**AIM OF THE TASK:**
Where a line contains the string "type", copy that line.

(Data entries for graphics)
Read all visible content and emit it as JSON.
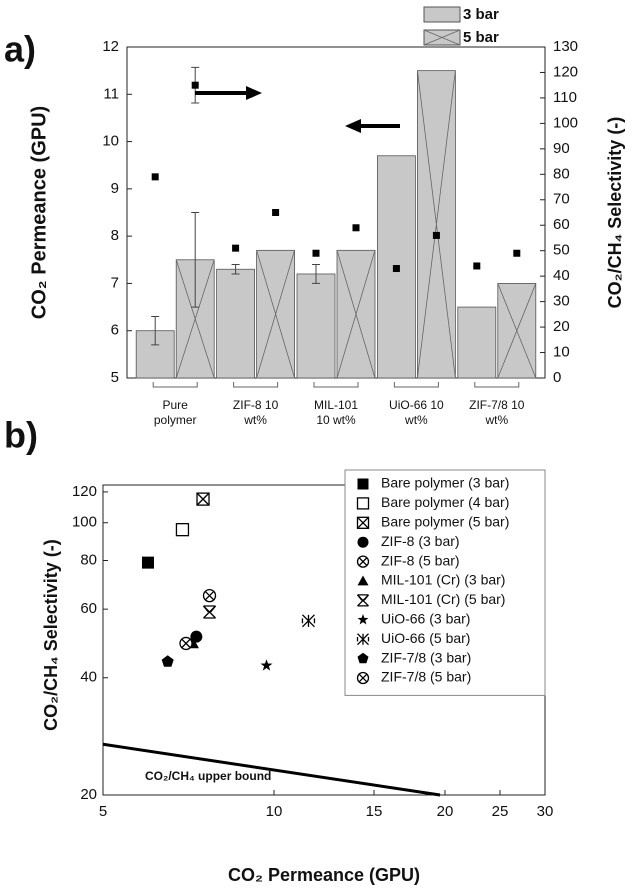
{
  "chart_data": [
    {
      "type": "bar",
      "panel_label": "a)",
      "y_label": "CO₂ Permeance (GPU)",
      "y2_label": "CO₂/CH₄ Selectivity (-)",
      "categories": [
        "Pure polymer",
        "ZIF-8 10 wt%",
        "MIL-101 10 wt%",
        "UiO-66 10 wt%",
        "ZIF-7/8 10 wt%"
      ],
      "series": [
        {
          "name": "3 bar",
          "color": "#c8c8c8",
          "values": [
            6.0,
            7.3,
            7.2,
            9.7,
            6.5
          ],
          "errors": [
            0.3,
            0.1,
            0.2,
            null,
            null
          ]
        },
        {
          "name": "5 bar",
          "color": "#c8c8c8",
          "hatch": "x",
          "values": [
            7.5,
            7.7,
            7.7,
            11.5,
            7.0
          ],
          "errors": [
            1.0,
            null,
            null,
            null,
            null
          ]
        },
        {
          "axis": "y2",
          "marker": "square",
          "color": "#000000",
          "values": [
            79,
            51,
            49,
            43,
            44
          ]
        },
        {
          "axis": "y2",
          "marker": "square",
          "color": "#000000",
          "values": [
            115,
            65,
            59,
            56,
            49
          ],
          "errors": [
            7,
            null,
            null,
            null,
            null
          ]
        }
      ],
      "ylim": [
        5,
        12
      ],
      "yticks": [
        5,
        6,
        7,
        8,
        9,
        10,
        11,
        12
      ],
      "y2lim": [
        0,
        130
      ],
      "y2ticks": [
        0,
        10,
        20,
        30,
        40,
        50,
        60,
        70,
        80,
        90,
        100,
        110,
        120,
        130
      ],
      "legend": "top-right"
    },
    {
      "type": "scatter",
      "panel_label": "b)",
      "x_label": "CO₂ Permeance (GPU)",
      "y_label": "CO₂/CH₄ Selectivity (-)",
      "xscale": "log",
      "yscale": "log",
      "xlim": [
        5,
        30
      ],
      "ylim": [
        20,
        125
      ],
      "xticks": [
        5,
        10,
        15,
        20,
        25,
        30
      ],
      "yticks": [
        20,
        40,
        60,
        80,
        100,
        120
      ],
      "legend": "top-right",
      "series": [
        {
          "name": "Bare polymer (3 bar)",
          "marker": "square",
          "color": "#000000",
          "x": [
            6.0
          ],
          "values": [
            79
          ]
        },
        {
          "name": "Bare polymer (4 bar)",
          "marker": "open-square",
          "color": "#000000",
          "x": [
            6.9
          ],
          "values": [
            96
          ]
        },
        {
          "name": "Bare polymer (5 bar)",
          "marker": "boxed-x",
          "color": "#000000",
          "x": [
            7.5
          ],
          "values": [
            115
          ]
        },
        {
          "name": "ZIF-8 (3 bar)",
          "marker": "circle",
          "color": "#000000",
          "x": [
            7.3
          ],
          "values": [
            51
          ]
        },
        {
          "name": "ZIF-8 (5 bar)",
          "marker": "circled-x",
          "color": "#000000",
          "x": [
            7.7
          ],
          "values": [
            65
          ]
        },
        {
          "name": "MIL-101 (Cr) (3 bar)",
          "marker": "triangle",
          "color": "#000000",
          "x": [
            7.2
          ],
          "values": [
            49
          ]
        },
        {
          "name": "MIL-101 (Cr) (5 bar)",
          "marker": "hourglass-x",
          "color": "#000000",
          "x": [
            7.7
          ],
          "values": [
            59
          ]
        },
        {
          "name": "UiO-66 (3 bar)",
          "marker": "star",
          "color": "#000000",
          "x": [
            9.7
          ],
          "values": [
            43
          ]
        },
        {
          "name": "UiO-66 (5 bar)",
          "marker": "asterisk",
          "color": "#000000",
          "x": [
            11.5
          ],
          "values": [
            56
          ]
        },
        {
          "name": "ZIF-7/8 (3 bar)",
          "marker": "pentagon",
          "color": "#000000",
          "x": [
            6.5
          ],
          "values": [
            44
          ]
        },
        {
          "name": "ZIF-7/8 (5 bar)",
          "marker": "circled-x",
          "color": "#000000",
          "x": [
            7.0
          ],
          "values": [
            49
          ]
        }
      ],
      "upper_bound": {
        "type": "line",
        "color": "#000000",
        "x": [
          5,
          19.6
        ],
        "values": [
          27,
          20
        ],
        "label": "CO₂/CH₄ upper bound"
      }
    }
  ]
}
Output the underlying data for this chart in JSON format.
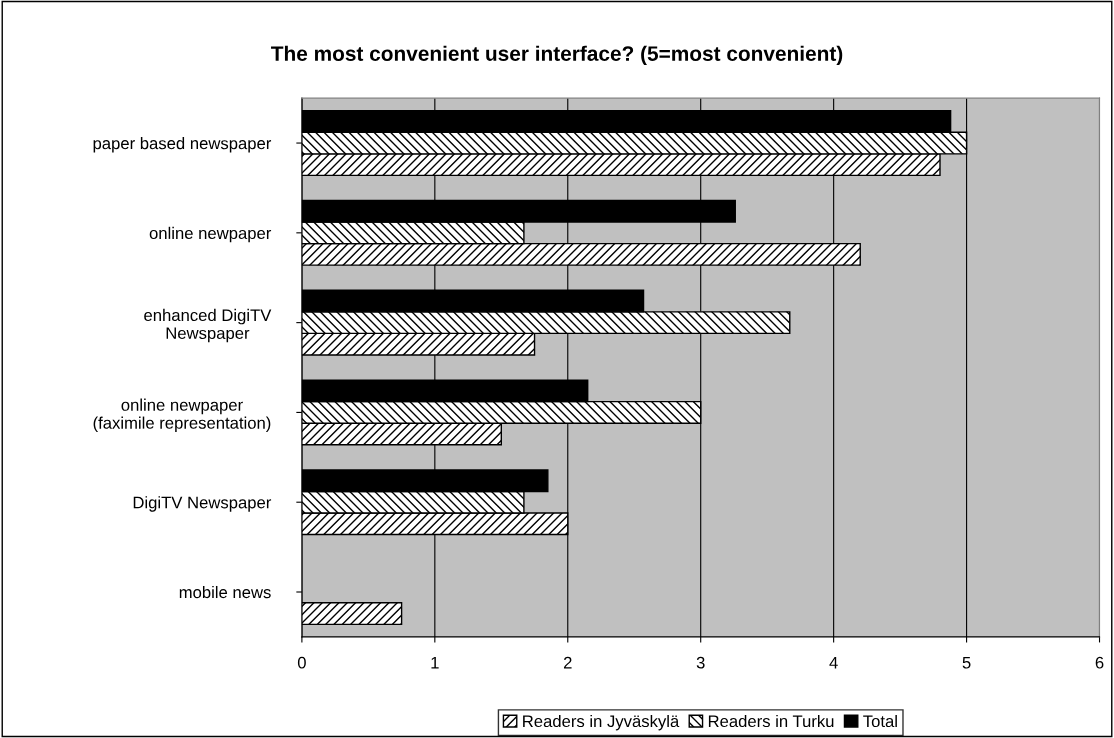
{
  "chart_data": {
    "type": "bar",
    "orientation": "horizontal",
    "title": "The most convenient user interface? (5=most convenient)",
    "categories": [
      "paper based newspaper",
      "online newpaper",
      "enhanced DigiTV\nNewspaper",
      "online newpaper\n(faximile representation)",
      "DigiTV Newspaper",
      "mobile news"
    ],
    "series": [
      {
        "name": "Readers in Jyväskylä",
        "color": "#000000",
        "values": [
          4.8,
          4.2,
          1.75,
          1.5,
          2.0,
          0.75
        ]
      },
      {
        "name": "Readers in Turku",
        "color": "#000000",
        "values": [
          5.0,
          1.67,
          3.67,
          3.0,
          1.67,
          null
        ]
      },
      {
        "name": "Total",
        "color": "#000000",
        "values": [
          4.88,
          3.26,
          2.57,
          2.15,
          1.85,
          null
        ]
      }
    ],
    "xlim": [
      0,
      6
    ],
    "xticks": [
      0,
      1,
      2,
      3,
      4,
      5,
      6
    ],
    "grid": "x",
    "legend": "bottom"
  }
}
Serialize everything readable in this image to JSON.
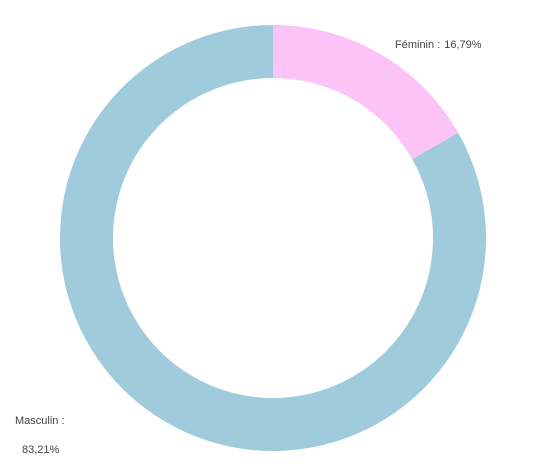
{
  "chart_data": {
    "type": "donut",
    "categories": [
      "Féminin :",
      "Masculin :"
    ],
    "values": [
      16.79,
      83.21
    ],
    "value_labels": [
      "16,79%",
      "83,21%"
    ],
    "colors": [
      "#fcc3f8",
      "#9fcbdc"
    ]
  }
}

**TASK SOLUTION:**
      "type": "bar",
      "type": "scatter",
        "type": "line",
    "type": "bar",
    "type": "donut",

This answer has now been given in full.